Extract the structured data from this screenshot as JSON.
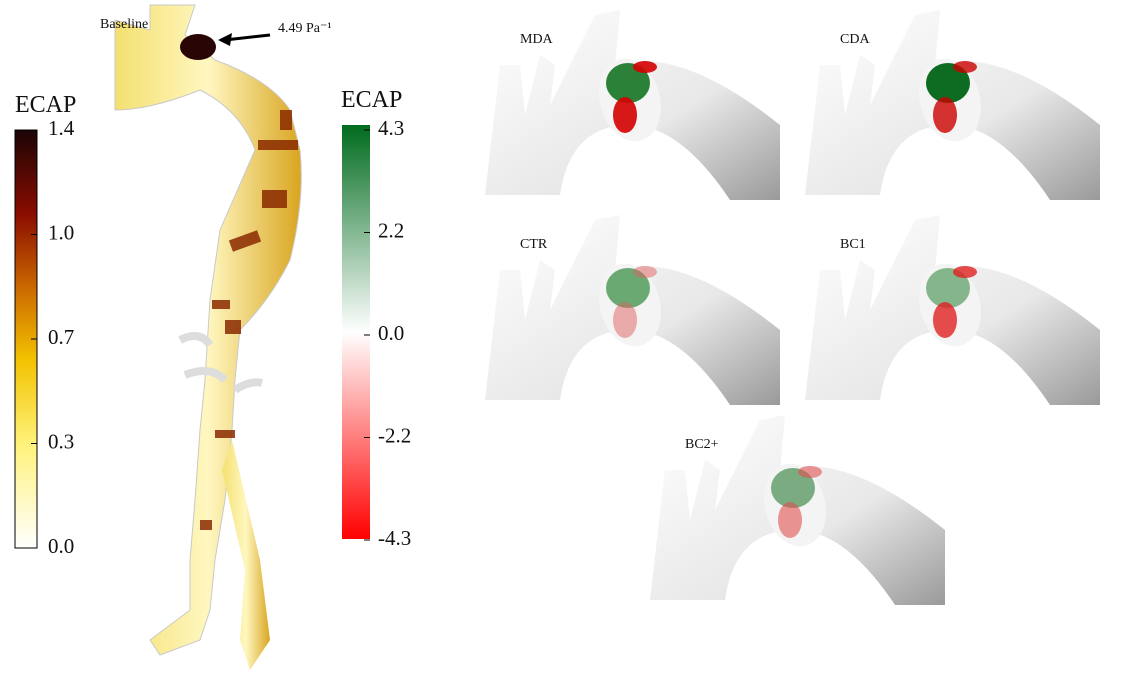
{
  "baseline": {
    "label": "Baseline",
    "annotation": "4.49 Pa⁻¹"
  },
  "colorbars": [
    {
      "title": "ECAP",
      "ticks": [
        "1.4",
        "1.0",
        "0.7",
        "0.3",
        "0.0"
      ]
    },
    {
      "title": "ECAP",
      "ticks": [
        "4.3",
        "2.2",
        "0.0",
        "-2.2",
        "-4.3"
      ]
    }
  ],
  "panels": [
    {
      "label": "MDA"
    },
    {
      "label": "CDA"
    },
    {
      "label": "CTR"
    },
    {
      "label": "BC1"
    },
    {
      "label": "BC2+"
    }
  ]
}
...
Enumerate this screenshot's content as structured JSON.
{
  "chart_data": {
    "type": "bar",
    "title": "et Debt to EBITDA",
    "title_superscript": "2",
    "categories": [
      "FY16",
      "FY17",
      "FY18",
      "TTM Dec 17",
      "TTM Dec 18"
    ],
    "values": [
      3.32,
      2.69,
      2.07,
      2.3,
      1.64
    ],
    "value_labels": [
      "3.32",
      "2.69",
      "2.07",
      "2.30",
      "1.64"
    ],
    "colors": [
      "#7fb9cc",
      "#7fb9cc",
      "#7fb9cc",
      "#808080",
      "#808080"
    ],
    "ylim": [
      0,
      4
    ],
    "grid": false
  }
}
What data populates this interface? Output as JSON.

> [Set exercise]: Starting at the line that contains "Enumerate this screenshot's", set down every line up to and including the line that contains "What data populates", exactly as given, and no other line.

> [Problem solution]:
Enumerate this screenshot's content as structured JSON.
{
  "chart_data": {
    "type": "bar",
    "title": "et Debt to EBITDA",
    "title_superscript": "2",
    "categories": [
      "FY16",
      "FY17",
      "FY18",
      "TTM Dec 17",
      "TTM Dec 18"
    ],
    "values": [
      3.32,
      2.69,
      2.07,
      2.3,
      1.64
    ],
    "value_labels": [
      "3.32",
      "2.69",
      "2.07",
      "2.30",
      "1.64"
    ],
    "colors": [
      "#7fb9cc",
      "#7fb9cc",
      "#7fb9cc",
      "#808080",
      "#808080"
    ],
    "ylim": [
      0,
      4
    ],
    "grid": false
  }
}
What data populates this interface? Output as JSON.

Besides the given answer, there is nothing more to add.